* **EXERCISE**: Every line below that mentions the word "Oldalak" should be copied out.

>>>>>

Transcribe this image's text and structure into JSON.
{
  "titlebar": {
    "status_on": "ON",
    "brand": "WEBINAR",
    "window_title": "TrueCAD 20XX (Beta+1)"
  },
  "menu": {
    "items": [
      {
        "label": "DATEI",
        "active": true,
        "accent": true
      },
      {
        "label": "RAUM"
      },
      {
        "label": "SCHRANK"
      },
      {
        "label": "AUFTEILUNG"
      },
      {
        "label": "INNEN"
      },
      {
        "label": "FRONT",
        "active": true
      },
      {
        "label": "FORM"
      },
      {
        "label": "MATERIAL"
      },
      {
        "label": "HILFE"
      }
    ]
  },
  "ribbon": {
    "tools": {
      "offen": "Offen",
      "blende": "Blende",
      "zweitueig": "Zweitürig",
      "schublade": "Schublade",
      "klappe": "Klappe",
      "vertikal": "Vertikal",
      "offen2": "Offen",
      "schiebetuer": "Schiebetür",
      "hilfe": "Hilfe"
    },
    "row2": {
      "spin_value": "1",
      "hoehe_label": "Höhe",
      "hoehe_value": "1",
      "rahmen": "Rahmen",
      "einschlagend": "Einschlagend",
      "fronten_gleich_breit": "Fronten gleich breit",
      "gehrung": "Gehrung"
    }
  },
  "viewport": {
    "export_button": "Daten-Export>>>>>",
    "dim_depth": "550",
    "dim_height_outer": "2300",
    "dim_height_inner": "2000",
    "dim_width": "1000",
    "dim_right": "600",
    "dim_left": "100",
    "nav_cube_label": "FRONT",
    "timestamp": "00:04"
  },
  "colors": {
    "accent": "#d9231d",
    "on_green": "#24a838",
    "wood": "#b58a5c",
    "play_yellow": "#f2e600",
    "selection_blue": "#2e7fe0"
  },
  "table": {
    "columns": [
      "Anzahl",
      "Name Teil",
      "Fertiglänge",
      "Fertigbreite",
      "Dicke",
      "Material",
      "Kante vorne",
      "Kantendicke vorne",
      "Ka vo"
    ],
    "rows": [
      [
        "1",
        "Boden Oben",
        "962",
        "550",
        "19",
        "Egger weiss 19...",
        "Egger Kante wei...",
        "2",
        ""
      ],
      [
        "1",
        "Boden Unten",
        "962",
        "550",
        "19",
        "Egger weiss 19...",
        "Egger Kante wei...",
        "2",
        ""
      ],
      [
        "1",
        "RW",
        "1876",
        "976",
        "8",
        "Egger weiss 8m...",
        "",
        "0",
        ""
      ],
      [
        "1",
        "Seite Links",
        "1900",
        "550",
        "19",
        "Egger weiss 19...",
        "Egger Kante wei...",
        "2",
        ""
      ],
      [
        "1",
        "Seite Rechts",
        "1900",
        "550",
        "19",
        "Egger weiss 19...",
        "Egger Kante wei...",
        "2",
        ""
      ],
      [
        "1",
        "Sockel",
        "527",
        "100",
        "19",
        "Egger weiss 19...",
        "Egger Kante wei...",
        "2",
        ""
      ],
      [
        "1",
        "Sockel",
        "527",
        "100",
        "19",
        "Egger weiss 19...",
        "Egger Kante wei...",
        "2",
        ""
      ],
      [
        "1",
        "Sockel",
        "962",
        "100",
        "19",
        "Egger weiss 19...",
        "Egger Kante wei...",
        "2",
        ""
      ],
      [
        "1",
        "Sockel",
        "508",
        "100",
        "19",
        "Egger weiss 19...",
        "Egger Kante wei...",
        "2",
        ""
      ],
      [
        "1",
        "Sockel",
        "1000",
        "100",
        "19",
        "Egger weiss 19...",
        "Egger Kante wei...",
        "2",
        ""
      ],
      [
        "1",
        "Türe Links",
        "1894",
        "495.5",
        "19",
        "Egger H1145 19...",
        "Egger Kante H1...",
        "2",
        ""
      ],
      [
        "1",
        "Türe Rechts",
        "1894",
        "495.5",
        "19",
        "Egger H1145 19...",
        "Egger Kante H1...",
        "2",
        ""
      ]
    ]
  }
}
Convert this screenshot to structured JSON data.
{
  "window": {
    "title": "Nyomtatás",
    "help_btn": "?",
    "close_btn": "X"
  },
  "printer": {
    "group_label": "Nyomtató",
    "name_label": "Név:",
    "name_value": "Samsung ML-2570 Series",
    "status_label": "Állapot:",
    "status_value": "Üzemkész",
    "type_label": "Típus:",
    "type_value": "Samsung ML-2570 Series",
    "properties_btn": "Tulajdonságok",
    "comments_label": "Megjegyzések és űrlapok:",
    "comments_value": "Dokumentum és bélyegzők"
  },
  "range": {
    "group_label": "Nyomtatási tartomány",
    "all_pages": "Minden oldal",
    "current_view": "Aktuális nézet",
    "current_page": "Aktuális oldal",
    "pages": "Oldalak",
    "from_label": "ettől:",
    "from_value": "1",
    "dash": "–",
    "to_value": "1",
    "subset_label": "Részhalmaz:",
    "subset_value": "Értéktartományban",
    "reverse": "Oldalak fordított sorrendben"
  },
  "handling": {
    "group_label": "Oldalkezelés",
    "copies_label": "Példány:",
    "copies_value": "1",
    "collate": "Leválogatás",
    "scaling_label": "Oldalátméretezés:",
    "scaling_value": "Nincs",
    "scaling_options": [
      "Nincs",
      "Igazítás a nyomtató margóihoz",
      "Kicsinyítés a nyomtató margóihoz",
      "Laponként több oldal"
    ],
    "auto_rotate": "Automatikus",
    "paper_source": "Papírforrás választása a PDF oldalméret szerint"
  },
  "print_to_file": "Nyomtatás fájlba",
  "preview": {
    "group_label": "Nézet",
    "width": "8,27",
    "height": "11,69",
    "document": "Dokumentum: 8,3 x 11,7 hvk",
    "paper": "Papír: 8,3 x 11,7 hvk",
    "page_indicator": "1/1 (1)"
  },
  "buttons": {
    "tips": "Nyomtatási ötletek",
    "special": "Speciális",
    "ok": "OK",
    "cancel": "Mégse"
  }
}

<<<<<

* **RESULT FOR THIS TASK**:
    "pages": "Oldalak",
    "reverse": "Oldalak fordított sorrendben"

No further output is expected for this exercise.